Exercise prompt: Leave out the pictures and transcribe the rest of the records exactly.

%%

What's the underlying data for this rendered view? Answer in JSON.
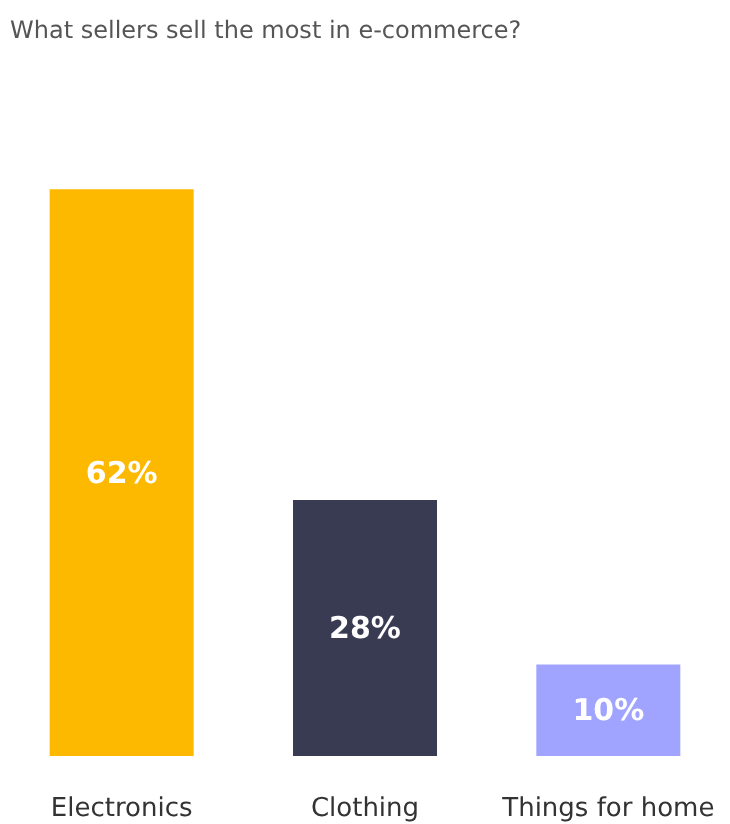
{
  "chart_data": {
    "type": "bar",
    "title": "What sellers sell the most in e-commerce?",
    "categories": [
      "Electronics",
      "Clothing",
      "Things for home"
    ],
    "values": [
      62,
      28,
      10
    ],
    "value_labels": [
      "62%",
      "28%",
      "10%"
    ],
    "colors": [
      "#fdb900",
      "#393b52",
      "#a1a4ff"
    ]
  }
}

%%

Output:
What's the underlying data for this rendered view? Answer in JSON.
{
  "chart_data": {
    "type": "bar",
    "title": "What sellers sell the most in e-commerce?",
    "categories": [
      "Electronics",
      "Clothing",
      "Things for home"
    ],
    "values": [
      62,
      28,
      10
    ],
    "value_labels": [
      "62%",
      "28%",
      "10%"
    ],
    "colors": [
      "#fdb900",
      "#393b52",
      "#a1a4ff"
    ]
  }
}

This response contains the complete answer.